━━ GIVEN RECORDS
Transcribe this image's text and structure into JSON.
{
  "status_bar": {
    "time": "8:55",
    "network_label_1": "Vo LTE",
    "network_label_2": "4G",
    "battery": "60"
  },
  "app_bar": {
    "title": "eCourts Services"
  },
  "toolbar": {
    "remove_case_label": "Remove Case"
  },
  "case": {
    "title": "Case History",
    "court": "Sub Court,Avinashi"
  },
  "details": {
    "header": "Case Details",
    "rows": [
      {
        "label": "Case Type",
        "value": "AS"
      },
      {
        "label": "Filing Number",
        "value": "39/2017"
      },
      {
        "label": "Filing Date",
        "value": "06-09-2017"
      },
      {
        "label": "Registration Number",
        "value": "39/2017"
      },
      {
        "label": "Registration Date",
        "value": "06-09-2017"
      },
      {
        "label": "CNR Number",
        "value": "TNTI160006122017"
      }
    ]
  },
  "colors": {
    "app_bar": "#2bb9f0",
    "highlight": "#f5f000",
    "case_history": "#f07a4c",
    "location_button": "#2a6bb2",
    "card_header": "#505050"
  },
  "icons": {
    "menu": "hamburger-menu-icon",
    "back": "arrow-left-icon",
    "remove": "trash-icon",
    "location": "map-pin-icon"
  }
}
━━━━
- _WRITTEN PROBLEM_
Transcribe every entry word for word.

- _IN RESPONSE_
Transcribe this image's text and structure into JSON.
{
  "status_bar": {
    "time": "8:55",
    "network_label_1": "Vo LTE",
    "network_label_2": "4G",
    "battery": "60"
  },
  "app_bar": {
    "title": "eCourts Services"
  },
  "toolbar": {
    "remove_case_label": "Remove Case"
  },
  "case": {
    "title": "Case History",
    "court": "Sub Court,Avinashi"
  },
  "details": {
    "header": "Case Details",
    "rows": [
      {
        "label": "Case Type",
        "value": "AS"
      },
      {
        "label": "Filing Number",
        "value": "39/2017"
      },
      {
        "label": "Filing Date",
        "value": "06-09-2017"
      },
      {
        "label": "Registration Number",
        "value": "39/2017"
      },
      {
        "label": "Registration Date",
        "value": "06-09-2017"
      },
      {
        "label": "CNR Number",
        "value": "TNTI160006122017"
      }
    ]
  },
  "colors": {
    "app_bar": "#2bb9f0",
    "highlight": "#f5f000",
    "case_history": "#f07a4c",
    "location_button": "#2a6bb2",
    "card_header": "#505050"
  },
  "icons": {
    "menu": "hamburger-menu-icon",
    "back": "arrow-left-icon",
    "remove": "trash-icon",
    "location": "map-pin-icon"
  }
}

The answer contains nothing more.